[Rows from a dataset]
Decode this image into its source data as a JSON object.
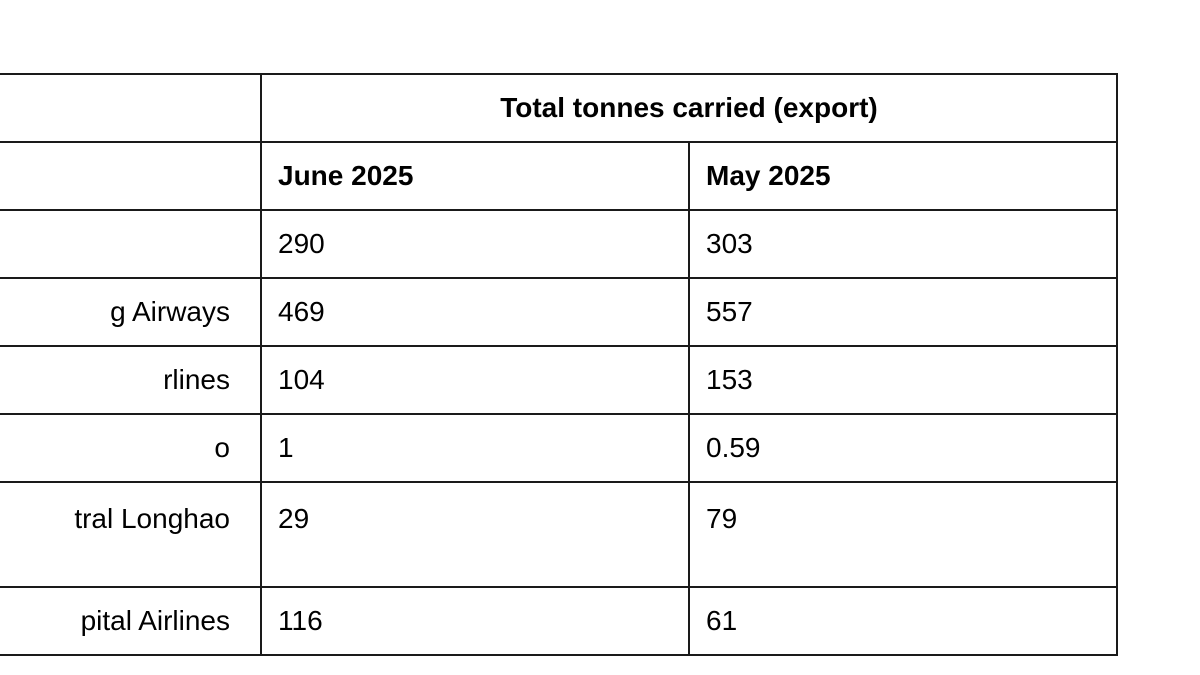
{
  "table": {
    "group_header": "Total tonnes carried (export)",
    "columns": [
      "June 2025",
      "May 2025"
    ],
    "rows": [
      {
        "airline": "",
        "june": "290",
        "may": "303"
      },
      {
        "airline": "g Airways",
        "june": "469",
        "may": "557"
      },
      {
        "airline": "rlines",
        "june": "104",
        "may": "153"
      },
      {
        "airline": "o",
        "june": "1",
        "may": "0.59"
      },
      {
        "airline": "tral Longhao",
        "june": "29",
        "may": "79"
      },
      {
        "airline": "pital Airlines",
        "june": "116",
        "may": "61"
      }
    ]
  }
}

The problem — Retype the whole listing exactly and leave the pictures out.

Exercise answer —
Decode this image into its source data as a JSON object.
{
  "table": {
    "group_header": "Total tonnes carried (export)",
    "columns": [
      "June 2025",
      "May 2025"
    ],
    "rows": [
      {
        "airline": "",
        "june": "290",
        "may": "303"
      },
      {
        "airline": "g Airways",
        "june": "469",
        "may": "557"
      },
      {
        "airline": "rlines",
        "june": "104",
        "may": "153"
      },
      {
        "airline": "o",
        "june": "1",
        "may": "0.59"
      },
      {
        "airline": "tral Longhao",
        "june": "29",
        "may": "79"
      },
      {
        "airline": "pital Airlines",
        "june": "116",
        "may": "61"
      }
    ]
  }
}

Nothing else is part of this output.